▶ [WORK TO BE COMPLETED] Reproduce exactly the lines from the one containing "Give me a plain-text" through the last line of the data, both ends included.
>> start RECORDS FOR THE TASK
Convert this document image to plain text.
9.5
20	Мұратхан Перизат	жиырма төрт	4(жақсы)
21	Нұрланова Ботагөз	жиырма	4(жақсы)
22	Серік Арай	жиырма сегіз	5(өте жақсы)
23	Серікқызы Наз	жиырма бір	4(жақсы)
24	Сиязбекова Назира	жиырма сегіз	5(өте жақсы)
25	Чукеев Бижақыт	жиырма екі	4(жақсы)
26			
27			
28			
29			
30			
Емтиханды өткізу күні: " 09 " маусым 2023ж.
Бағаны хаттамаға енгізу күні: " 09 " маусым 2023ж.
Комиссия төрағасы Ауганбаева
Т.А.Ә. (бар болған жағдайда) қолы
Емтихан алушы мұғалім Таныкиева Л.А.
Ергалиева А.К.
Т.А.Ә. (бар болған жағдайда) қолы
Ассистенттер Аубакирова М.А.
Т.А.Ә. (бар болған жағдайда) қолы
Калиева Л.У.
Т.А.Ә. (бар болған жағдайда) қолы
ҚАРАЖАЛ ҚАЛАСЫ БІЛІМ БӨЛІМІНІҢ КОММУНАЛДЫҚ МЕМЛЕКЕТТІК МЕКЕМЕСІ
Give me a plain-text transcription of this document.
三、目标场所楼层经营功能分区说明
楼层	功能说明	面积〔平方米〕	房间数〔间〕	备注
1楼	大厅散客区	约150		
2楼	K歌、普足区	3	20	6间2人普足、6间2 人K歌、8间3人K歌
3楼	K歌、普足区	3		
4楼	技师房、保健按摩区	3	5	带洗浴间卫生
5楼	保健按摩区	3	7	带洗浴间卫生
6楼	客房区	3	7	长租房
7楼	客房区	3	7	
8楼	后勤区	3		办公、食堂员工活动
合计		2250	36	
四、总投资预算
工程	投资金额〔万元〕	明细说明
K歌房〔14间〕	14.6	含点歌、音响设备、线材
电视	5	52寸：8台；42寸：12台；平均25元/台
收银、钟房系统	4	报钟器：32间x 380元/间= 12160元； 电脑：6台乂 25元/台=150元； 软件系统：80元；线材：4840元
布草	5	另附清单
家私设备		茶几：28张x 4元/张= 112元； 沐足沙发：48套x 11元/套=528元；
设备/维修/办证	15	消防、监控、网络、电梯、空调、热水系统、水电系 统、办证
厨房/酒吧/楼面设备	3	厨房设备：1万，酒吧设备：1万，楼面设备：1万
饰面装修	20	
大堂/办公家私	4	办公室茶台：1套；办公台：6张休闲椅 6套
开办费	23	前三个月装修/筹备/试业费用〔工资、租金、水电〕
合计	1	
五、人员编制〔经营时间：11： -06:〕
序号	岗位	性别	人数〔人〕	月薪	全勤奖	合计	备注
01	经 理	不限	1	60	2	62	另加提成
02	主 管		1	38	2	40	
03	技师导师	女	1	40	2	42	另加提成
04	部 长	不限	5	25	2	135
>> end RECORDS FOR THE TASK
▶ [CORRECT RESULT]
Give me a plain-text transcription of this document.
三、目标场所楼层经营功能分区说明
楼层	功能说明	面积〔平方米〕	房间数〔间〕	备注
1楼	大厅散客区	约150		
2楼	K歌、普足区	3	20	6间2人普足、6间2 人K歌、8间3人K歌
3楼	K歌、普足区	3		
4楼	技师房、保健按摩区	3	5	带洗浴间卫生
5楼	保健按摩区	3	7	带洗浴间卫生
6楼	客房区	3	7	长租房
7楼	客房区	3	7	
8楼	后勤区	3		办公、食堂员工活动
合计		2250	36	
四、总投资预算
工程	投资金额〔万元〕	明细说明
K歌房〔14间〕	14.6	含点歌、音响设备、线材
电视	5	52寸：8台；42寸：12台；平均25元/台
收银、钟房系统	4	报钟器：32间x 380元/间= 12160元； 电脑：6台乂 25元/台=150元； 软件系统：80元；线材：4840元
布草	5	另附清单
家私设备		茶几：28张x 4元/张= 112元； 沐足沙发：48套x 11元/套=528元；
设备/维修/办证	15	消防、监控、网络、电梯、空调、热水系统、水电系 统、办证
厨房/酒吧/楼面设备	3	厨房设备：1万，酒吧设备：1万，楼面设备：1万
饰面装修	20	
大堂/办公家私	4	办公室茶台：1套；办公台：6张休闲椅 6套
开办费	23	前三个月装修/筹备/试业费用〔工资、租金、水电〕
合计	1	
五、人员编制〔经营时间：11： -06:〕
序号	岗位	性别	人数〔人〕	月薪	全勤奖	合计	备注
01	经 理	不限	1	60	2	62	另加提成
02	主 管		1	38	2	40	
03	技师导师	女	1	40	2	42	另加提成
04	部 长	不限	5	25	2	135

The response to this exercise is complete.